TASK TO CARRY OUT:
Only the number is wanted: how many lines contain "escribir"?

DATA SUPPLIED:
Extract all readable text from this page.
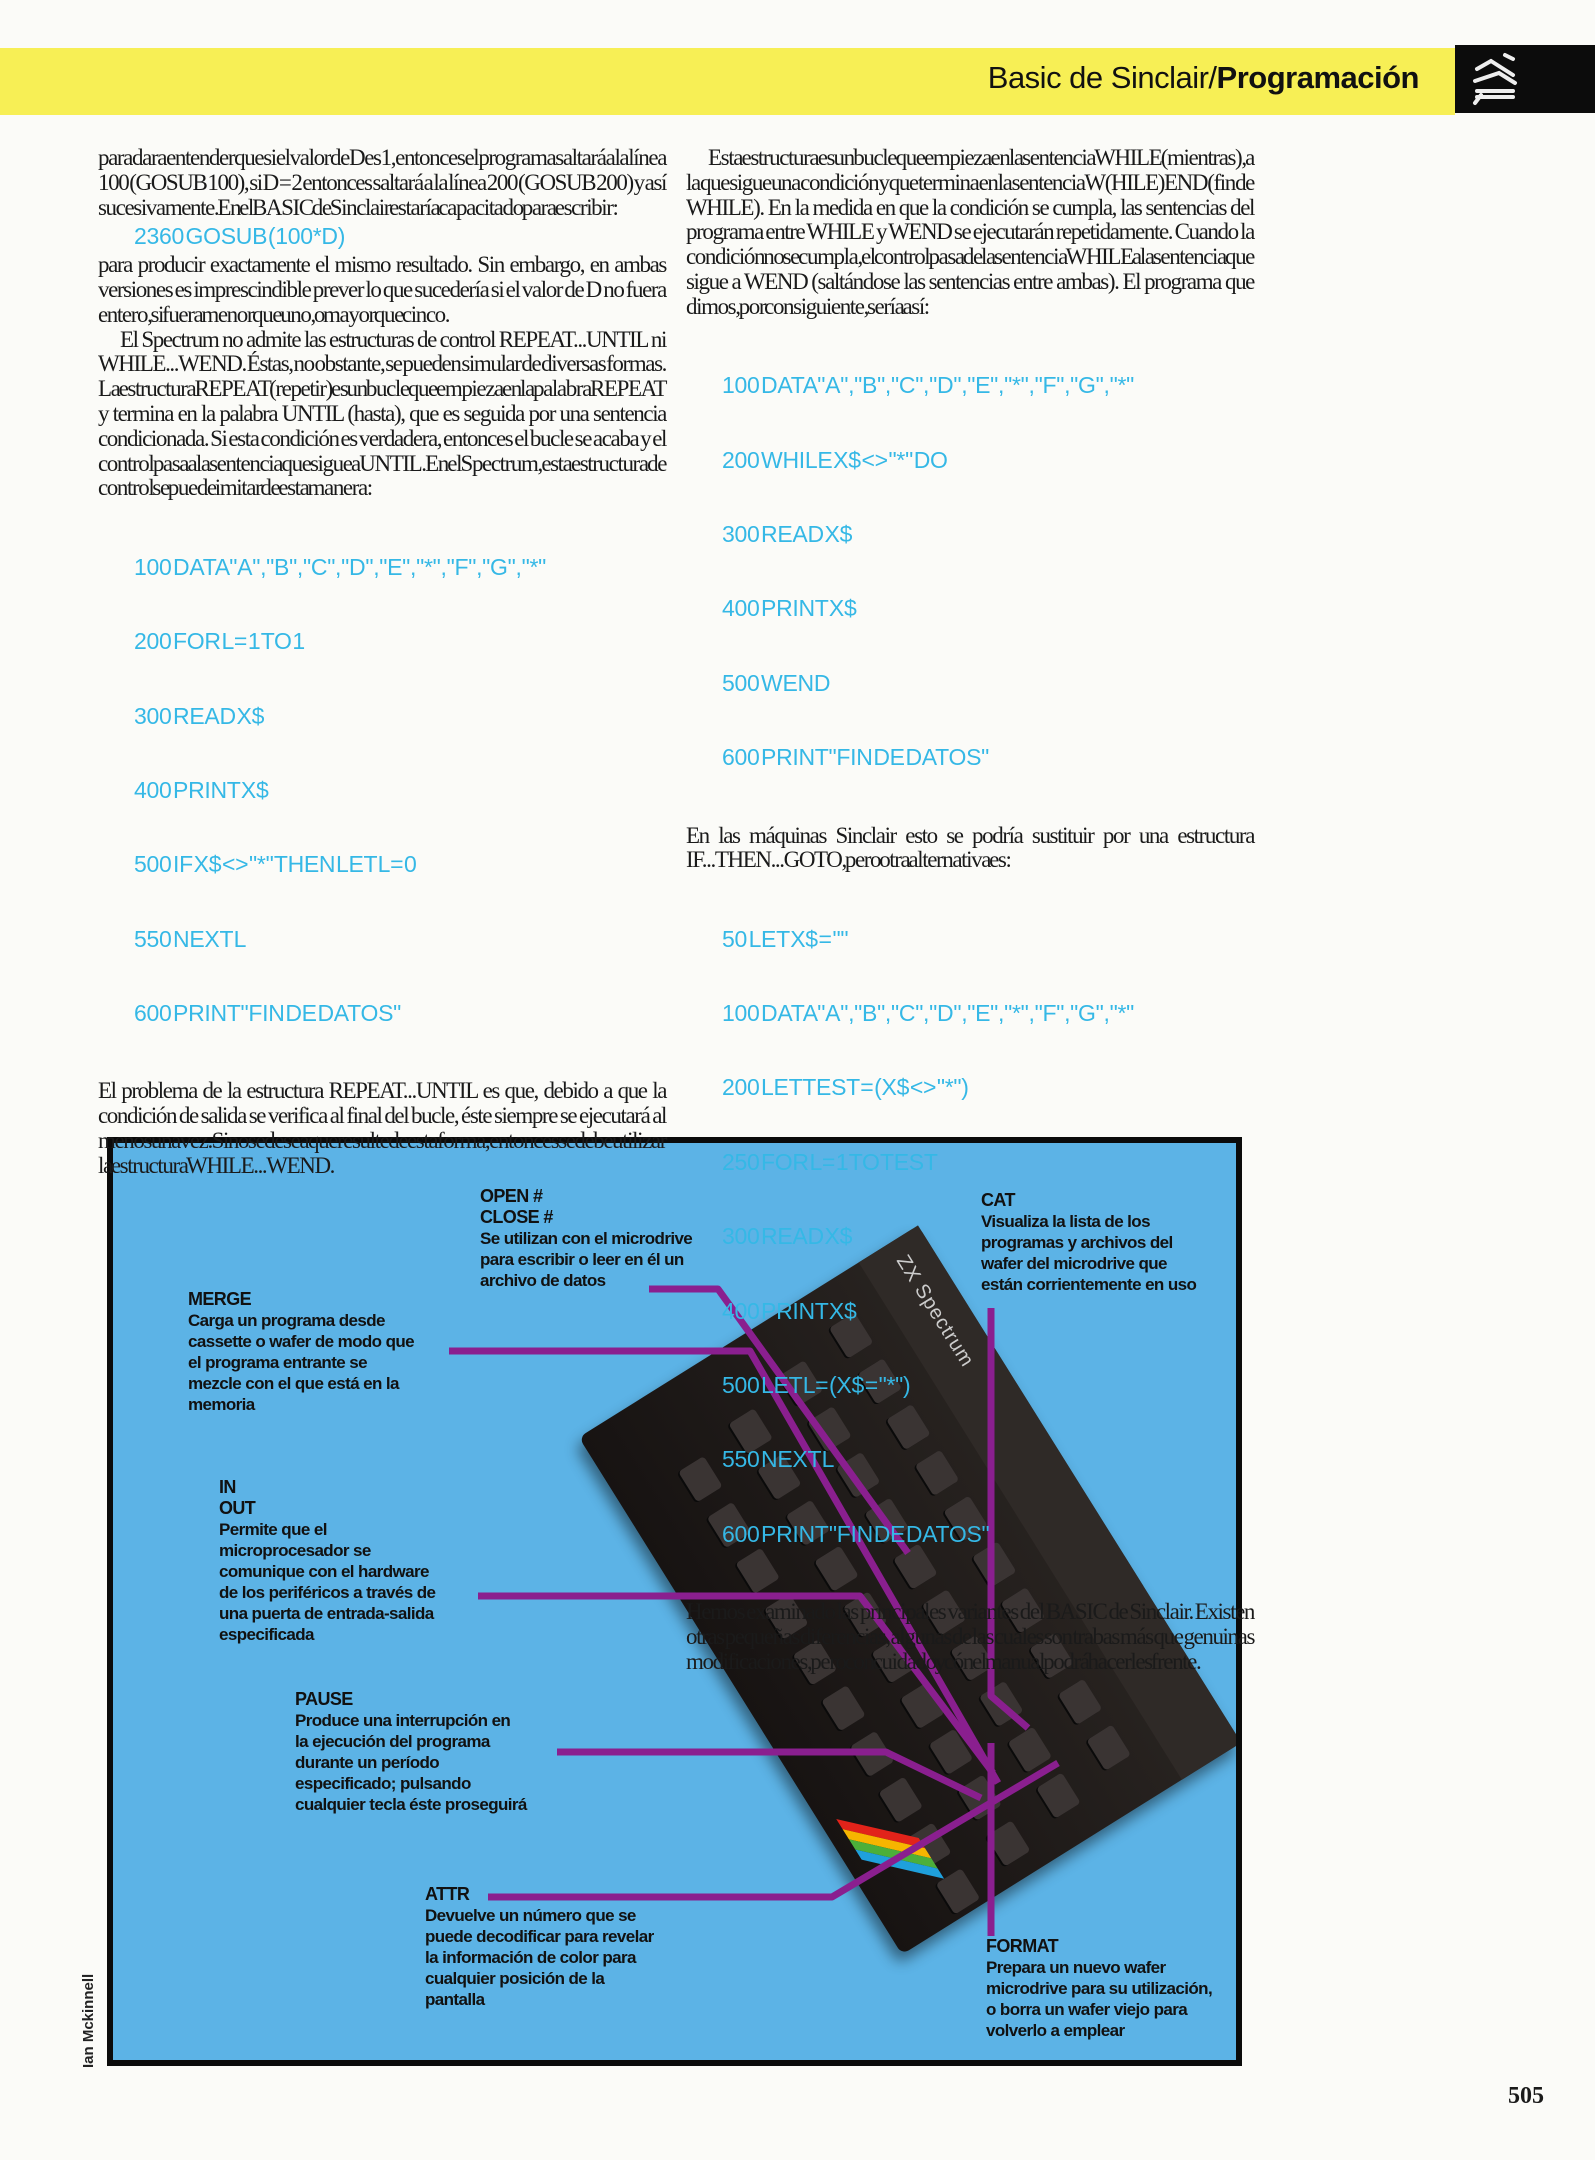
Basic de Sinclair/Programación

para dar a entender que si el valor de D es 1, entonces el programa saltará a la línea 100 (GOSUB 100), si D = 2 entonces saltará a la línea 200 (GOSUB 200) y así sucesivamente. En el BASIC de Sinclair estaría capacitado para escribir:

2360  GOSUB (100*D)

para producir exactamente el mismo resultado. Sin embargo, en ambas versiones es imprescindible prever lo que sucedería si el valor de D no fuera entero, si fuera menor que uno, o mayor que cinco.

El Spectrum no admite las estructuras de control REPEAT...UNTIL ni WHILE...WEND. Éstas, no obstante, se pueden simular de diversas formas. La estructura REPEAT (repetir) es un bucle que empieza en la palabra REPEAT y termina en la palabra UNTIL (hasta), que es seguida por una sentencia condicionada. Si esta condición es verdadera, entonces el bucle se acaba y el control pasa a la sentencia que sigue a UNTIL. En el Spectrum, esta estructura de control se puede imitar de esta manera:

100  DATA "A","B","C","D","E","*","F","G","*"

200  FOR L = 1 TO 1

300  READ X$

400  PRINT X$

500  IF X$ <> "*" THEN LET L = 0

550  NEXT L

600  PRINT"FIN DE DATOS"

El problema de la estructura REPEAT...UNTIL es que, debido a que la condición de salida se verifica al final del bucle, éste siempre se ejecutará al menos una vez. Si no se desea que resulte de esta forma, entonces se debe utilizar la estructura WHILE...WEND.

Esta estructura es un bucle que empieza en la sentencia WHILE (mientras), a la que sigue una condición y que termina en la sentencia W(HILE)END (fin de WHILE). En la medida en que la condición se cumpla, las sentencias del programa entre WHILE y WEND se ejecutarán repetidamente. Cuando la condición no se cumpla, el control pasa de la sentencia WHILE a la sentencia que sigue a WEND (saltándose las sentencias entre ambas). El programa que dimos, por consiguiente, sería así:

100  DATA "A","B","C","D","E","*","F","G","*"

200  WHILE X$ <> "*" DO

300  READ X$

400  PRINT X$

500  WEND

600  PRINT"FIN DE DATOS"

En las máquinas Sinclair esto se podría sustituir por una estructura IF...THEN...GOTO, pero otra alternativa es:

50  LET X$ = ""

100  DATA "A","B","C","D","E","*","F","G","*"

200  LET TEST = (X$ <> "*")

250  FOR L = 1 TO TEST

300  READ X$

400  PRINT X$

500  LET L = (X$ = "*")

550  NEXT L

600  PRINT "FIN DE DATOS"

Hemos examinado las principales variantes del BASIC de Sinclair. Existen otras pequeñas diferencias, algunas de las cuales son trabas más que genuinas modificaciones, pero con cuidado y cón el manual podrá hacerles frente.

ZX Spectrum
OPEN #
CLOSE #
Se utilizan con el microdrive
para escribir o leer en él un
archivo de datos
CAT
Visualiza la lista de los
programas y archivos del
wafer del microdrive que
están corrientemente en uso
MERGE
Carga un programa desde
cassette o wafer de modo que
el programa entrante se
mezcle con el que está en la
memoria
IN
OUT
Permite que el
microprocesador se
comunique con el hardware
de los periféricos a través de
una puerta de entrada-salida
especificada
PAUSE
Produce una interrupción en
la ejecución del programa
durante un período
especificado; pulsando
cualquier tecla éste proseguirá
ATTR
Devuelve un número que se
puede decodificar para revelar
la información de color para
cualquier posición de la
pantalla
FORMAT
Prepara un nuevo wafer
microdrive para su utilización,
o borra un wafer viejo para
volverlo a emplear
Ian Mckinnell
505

* * *

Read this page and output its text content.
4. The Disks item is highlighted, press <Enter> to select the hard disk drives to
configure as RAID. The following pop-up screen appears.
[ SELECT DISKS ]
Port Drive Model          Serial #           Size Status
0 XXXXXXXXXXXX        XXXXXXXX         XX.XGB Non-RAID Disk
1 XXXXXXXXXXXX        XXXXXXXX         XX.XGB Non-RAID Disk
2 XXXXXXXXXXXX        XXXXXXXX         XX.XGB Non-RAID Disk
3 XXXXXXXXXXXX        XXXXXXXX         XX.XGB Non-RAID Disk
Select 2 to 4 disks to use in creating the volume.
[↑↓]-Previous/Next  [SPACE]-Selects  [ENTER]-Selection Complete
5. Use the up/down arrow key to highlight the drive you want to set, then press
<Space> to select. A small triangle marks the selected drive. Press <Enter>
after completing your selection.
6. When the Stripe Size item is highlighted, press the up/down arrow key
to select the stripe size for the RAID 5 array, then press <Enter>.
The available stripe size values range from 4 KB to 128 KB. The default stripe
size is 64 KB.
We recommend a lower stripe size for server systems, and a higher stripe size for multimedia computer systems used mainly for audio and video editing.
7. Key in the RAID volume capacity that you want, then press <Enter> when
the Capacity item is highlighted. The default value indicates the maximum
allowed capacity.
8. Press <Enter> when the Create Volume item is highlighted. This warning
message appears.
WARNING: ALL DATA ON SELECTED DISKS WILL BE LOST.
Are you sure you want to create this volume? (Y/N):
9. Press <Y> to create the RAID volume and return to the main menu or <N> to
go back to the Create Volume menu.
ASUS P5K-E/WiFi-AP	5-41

EXERCISE OUTPUT:
2